Source data
--- START ---
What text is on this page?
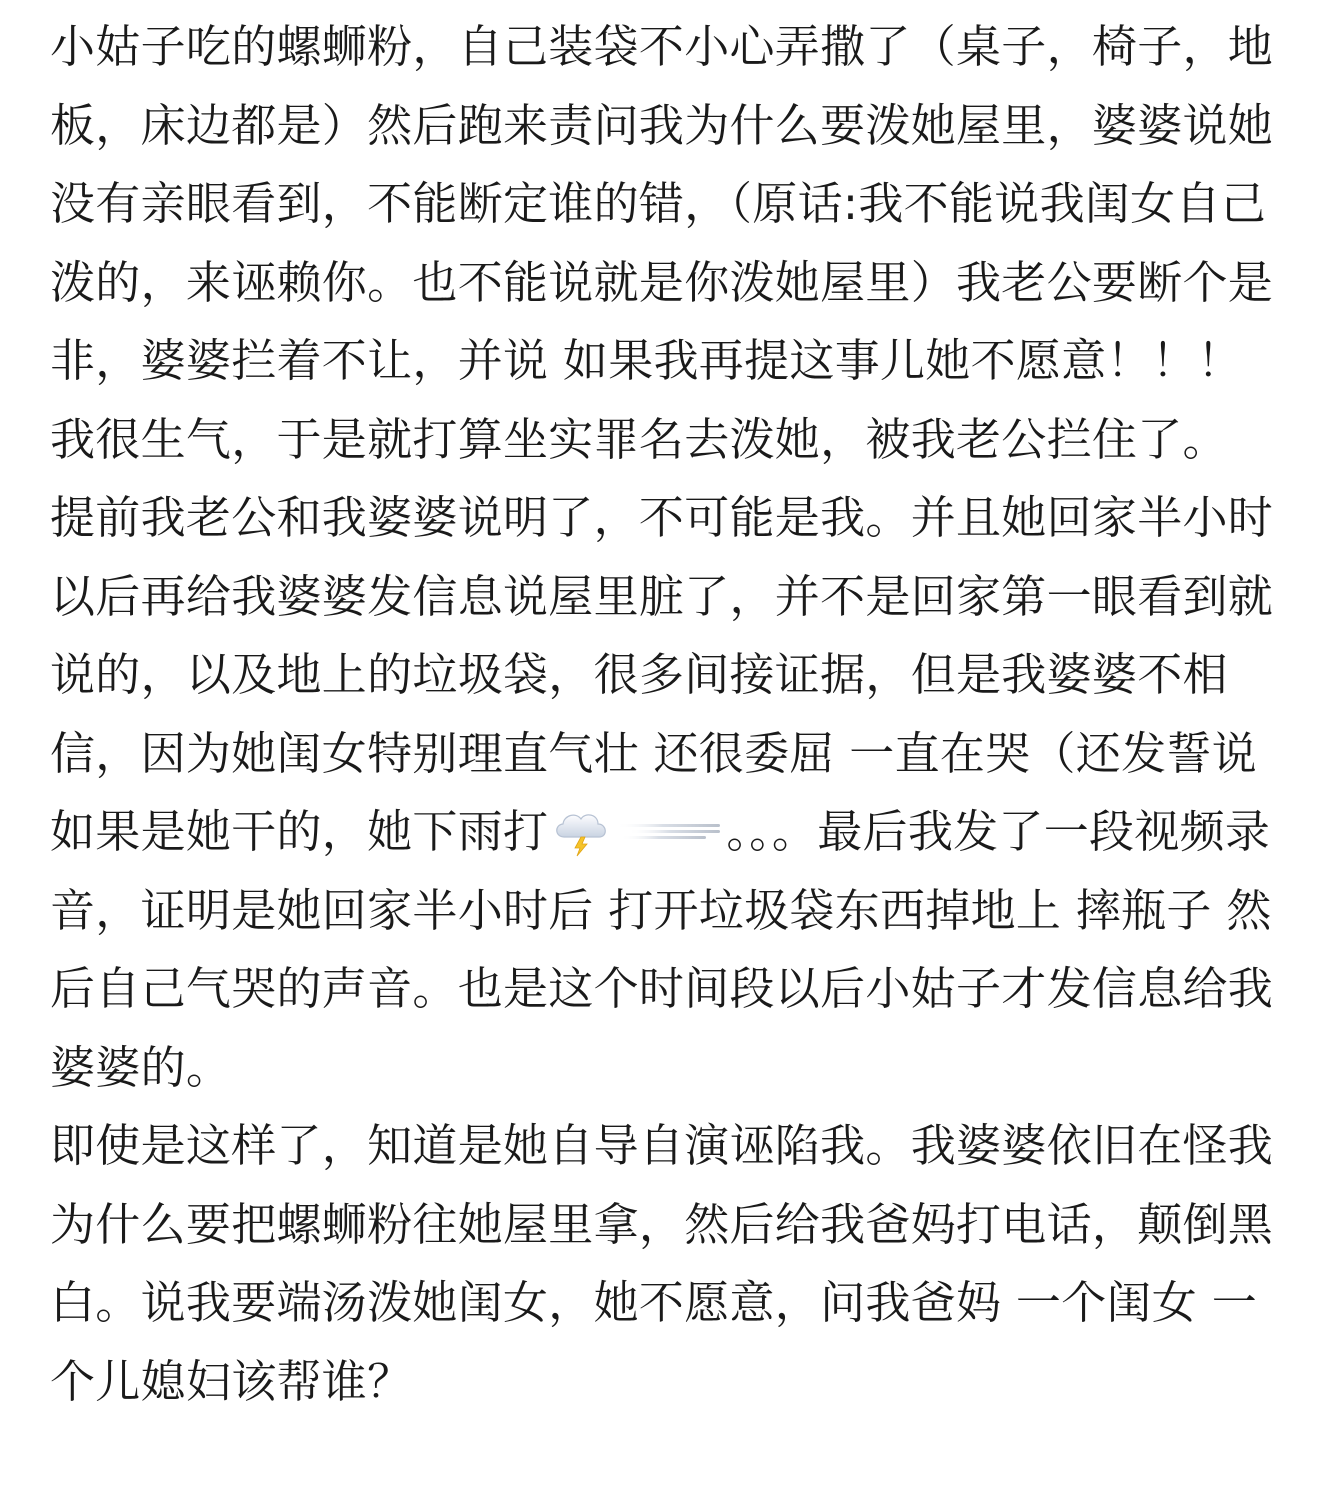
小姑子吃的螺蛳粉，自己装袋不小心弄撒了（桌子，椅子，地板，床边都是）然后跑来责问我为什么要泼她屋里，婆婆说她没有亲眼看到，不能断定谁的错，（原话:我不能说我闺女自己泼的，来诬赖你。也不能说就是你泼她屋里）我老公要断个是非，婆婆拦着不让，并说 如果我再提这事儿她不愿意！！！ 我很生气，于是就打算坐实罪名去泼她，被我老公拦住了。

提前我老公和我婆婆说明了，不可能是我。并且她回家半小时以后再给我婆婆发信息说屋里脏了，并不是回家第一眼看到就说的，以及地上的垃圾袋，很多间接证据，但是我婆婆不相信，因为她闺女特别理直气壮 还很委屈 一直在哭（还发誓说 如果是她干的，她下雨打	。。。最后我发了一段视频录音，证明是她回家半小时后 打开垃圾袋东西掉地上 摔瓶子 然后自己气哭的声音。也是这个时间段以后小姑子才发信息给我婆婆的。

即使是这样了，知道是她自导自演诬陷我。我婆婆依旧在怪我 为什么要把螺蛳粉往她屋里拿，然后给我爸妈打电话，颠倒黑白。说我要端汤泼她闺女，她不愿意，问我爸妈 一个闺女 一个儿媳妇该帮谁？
--- END ---
--- START ---
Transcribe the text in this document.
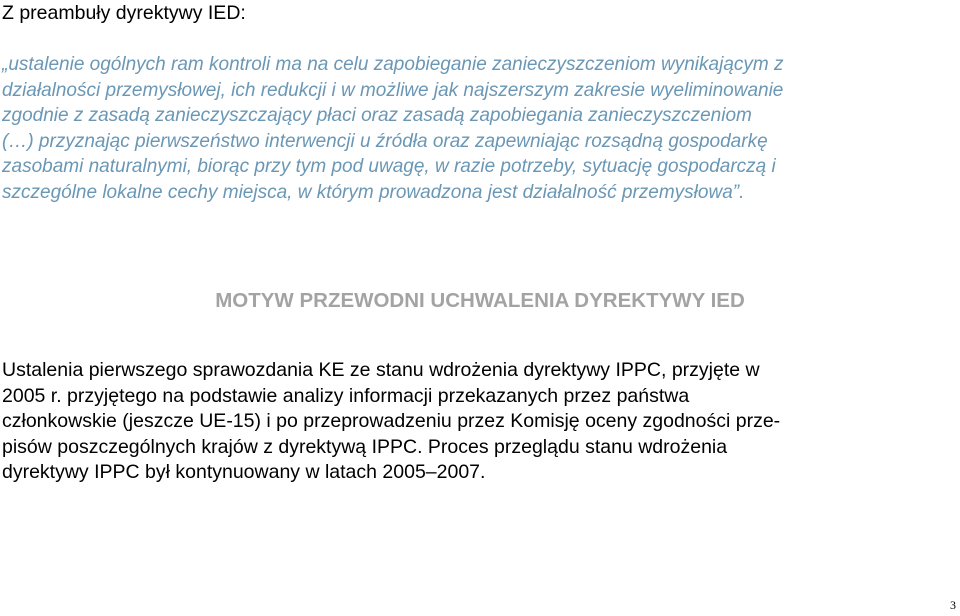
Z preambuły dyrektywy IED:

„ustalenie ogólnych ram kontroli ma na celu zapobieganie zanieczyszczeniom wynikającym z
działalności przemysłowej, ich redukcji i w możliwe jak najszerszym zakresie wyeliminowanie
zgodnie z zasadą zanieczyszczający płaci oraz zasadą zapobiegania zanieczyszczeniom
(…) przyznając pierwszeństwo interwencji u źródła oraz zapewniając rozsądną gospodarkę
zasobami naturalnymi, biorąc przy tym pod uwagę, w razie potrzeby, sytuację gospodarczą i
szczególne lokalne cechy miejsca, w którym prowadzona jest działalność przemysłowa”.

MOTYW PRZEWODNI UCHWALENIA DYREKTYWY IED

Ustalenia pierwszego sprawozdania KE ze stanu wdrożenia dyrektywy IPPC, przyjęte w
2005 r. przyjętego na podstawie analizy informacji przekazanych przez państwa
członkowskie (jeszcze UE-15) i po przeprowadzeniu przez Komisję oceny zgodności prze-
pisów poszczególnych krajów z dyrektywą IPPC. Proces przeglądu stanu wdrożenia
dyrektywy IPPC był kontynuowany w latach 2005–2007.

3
--- END ---
Only lines with "text" are wanted here; list each of them.

What text is on this page?
Transcribe the text in this document.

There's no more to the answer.